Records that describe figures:
■ ■ ■
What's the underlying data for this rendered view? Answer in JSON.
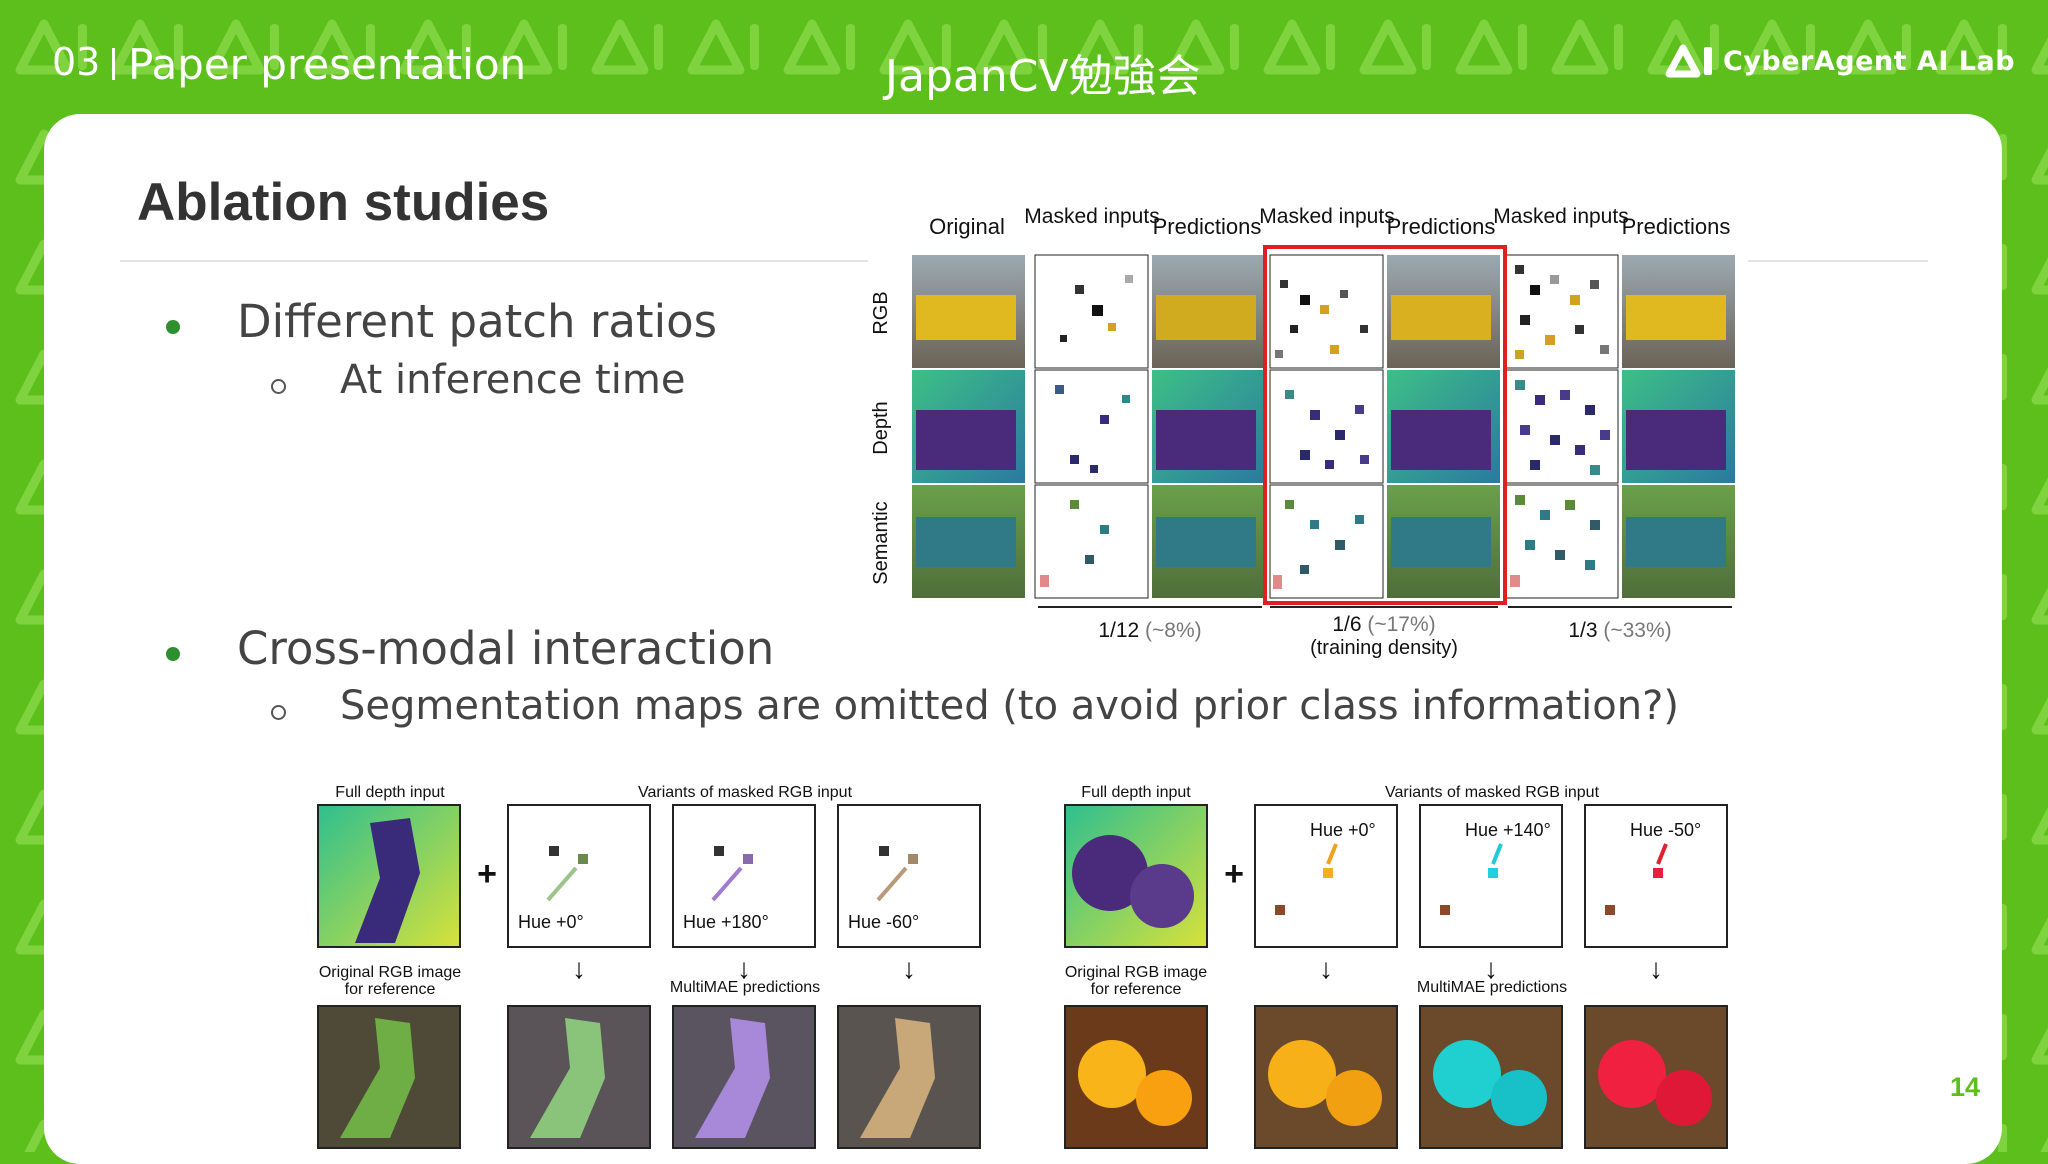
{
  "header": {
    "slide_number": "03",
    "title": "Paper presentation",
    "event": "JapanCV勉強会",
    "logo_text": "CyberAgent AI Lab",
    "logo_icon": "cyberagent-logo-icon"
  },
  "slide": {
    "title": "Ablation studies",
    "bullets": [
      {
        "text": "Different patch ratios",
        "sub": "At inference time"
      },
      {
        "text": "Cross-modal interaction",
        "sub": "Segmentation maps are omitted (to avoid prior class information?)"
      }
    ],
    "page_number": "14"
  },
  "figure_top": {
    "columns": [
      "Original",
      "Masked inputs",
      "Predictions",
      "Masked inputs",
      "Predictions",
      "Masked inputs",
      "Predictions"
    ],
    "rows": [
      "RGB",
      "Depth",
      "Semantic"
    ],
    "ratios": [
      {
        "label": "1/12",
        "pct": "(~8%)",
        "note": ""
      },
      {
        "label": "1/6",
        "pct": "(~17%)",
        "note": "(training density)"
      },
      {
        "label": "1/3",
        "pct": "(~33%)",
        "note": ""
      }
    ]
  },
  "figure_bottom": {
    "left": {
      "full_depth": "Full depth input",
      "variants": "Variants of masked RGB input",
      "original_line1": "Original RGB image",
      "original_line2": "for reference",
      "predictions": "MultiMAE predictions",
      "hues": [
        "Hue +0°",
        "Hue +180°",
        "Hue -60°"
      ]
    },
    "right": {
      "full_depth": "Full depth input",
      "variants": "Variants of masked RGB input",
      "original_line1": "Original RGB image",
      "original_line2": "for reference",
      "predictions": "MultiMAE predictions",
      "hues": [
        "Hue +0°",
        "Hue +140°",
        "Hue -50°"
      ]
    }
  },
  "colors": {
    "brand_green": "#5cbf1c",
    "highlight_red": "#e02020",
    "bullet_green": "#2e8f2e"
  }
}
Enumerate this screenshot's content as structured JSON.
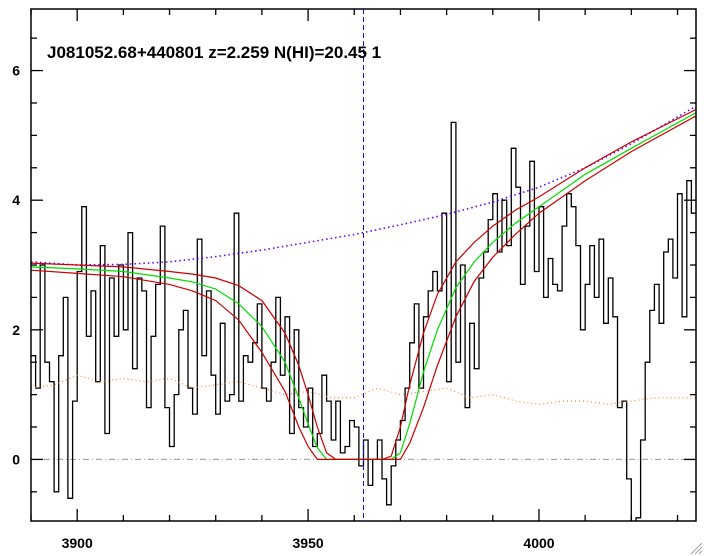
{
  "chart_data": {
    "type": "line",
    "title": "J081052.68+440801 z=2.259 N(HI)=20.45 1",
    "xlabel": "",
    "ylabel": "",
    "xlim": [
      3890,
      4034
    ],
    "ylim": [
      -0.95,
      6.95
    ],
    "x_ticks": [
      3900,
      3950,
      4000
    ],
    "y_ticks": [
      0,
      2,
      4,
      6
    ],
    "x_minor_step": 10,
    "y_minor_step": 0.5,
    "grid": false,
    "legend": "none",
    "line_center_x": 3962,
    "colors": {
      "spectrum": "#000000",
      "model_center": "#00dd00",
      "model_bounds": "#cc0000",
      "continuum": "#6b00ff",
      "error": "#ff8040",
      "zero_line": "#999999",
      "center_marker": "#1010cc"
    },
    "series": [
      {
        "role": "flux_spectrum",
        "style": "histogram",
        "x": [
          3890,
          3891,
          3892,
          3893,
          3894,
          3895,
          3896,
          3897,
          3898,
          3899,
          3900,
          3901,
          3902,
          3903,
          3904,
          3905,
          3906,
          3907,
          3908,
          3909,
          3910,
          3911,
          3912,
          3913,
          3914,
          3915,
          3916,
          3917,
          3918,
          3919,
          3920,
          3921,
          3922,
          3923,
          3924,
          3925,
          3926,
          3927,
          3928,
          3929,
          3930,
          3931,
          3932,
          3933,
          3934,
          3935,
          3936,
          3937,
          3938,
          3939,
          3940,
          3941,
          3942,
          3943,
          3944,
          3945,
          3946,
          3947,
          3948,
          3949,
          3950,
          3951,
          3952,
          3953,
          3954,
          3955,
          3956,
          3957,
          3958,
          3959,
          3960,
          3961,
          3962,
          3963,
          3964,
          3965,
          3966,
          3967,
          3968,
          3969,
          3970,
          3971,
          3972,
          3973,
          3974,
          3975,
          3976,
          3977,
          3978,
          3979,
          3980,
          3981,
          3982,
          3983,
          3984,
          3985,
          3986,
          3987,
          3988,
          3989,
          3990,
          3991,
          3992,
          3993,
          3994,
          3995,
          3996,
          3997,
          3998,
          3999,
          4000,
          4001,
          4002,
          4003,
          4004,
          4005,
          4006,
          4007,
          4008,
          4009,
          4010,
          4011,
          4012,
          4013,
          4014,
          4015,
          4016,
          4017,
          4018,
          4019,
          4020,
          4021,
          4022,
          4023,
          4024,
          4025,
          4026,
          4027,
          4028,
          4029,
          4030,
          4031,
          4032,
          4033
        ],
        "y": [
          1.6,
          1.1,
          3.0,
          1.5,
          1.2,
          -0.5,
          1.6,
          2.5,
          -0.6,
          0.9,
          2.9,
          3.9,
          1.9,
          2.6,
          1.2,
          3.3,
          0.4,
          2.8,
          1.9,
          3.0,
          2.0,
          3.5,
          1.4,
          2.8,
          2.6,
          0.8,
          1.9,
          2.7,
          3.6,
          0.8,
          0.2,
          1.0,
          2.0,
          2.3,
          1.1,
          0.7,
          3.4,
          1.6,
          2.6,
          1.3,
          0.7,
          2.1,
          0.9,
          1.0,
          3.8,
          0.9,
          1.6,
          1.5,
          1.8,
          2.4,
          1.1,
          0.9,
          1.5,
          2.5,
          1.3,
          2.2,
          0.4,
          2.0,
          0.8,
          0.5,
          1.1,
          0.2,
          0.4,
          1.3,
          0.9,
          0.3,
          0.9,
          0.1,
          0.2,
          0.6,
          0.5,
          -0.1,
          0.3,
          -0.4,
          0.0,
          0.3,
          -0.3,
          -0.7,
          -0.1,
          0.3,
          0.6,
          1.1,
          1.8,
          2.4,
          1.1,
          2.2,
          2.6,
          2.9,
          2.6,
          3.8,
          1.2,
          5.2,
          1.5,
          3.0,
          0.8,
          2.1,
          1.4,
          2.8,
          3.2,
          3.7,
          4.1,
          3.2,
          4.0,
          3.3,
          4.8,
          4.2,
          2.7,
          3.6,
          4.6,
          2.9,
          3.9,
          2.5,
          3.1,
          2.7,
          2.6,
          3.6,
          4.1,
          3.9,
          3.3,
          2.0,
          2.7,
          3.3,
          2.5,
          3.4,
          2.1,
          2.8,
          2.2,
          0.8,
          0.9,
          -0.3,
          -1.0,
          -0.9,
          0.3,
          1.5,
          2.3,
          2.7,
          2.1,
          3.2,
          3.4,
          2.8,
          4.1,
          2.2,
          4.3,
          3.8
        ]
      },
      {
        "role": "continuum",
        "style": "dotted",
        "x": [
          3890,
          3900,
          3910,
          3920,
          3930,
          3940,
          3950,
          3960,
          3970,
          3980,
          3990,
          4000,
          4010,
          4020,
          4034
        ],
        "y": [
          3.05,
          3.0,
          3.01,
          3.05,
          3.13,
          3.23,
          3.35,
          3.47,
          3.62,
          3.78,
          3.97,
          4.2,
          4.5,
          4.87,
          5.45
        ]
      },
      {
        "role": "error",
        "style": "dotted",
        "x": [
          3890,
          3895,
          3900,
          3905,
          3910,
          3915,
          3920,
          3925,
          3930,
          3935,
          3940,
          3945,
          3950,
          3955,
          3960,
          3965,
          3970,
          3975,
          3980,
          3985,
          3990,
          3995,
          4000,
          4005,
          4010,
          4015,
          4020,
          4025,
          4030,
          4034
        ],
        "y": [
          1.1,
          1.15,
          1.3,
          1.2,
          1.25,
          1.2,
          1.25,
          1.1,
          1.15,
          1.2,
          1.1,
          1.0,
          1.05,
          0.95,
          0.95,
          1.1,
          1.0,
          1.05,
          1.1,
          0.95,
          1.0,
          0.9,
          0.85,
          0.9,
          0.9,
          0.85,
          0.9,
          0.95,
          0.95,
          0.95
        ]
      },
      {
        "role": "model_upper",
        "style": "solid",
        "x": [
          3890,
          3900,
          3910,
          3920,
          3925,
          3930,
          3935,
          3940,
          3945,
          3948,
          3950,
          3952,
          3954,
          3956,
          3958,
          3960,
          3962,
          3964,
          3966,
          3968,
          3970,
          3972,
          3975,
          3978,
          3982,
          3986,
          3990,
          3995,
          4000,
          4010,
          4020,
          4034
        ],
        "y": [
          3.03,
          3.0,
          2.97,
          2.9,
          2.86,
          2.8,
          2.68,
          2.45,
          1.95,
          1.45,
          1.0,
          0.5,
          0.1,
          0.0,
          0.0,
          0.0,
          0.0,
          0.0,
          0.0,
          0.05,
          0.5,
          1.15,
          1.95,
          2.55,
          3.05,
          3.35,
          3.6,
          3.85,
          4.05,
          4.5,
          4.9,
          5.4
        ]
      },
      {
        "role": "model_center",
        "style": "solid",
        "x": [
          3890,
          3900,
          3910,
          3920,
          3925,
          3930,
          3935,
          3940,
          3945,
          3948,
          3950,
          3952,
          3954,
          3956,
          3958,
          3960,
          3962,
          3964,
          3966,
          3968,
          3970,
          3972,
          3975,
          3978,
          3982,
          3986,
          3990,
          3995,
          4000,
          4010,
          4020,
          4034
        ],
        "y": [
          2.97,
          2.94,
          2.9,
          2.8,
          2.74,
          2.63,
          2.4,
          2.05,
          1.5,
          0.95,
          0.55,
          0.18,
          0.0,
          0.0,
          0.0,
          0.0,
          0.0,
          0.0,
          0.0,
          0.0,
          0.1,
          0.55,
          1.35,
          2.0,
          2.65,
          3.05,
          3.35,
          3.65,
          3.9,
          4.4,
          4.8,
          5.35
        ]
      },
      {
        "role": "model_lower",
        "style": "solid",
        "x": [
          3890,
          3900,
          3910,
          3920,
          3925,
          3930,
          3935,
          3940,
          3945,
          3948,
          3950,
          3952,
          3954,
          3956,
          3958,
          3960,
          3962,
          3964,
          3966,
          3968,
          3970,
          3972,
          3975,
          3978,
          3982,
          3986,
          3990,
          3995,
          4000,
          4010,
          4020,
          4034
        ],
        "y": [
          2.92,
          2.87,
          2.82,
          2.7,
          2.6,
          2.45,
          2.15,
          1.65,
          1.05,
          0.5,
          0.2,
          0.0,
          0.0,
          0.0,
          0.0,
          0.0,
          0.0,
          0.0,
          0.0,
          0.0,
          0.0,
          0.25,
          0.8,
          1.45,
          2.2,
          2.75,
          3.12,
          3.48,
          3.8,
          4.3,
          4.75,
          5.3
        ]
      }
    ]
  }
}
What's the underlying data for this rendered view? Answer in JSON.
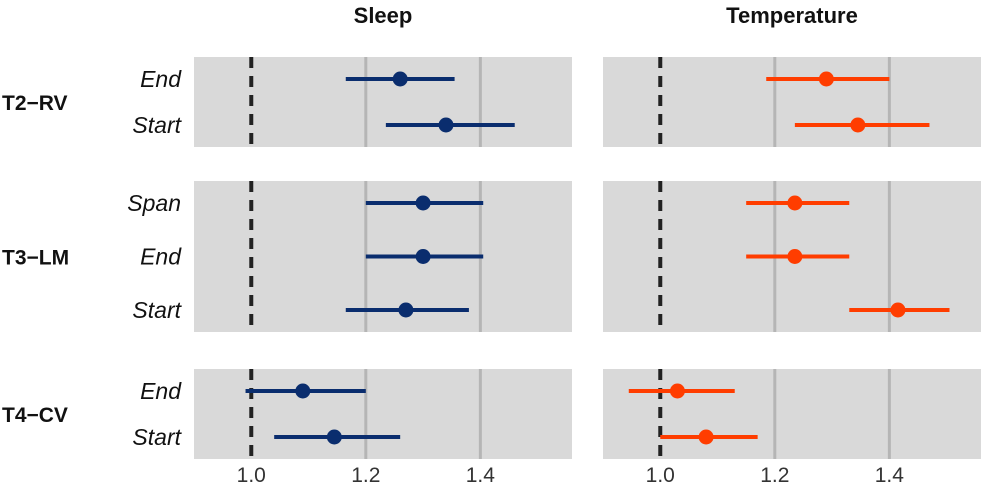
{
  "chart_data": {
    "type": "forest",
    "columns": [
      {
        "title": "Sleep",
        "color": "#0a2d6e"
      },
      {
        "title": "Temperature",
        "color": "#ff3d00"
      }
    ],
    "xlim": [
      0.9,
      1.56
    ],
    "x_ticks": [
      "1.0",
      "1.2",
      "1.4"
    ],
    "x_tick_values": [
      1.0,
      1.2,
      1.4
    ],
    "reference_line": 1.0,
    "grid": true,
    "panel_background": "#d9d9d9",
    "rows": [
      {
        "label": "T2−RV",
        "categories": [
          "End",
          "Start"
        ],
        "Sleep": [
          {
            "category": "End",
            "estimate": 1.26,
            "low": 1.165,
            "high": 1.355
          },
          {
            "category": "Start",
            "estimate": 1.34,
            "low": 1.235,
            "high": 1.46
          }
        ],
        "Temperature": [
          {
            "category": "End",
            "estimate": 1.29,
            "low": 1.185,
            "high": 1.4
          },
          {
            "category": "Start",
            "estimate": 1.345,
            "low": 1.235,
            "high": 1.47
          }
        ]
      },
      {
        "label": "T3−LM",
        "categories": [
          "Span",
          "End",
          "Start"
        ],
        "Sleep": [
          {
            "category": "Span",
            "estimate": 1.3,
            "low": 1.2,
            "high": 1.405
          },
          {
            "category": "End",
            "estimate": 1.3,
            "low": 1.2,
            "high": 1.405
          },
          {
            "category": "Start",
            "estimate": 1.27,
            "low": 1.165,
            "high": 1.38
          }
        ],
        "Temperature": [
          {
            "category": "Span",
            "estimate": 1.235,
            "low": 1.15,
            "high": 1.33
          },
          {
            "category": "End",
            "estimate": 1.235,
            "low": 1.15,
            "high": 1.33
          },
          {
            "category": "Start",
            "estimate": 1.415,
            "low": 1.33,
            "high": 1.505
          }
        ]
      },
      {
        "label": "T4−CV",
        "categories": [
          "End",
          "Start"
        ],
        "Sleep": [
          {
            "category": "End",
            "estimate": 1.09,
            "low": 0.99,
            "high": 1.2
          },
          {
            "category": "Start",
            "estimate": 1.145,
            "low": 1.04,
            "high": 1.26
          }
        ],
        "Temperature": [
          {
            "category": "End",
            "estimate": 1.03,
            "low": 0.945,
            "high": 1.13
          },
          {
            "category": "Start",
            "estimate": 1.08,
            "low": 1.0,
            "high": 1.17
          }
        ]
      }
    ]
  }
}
■ ■ ■
- [EXERCISE REQUIREMENTS] Read through the entries and copy every line that includes "ratios".

- [CORRECT RESULT]
        "text": "Different patch ratios",
    "ratios": [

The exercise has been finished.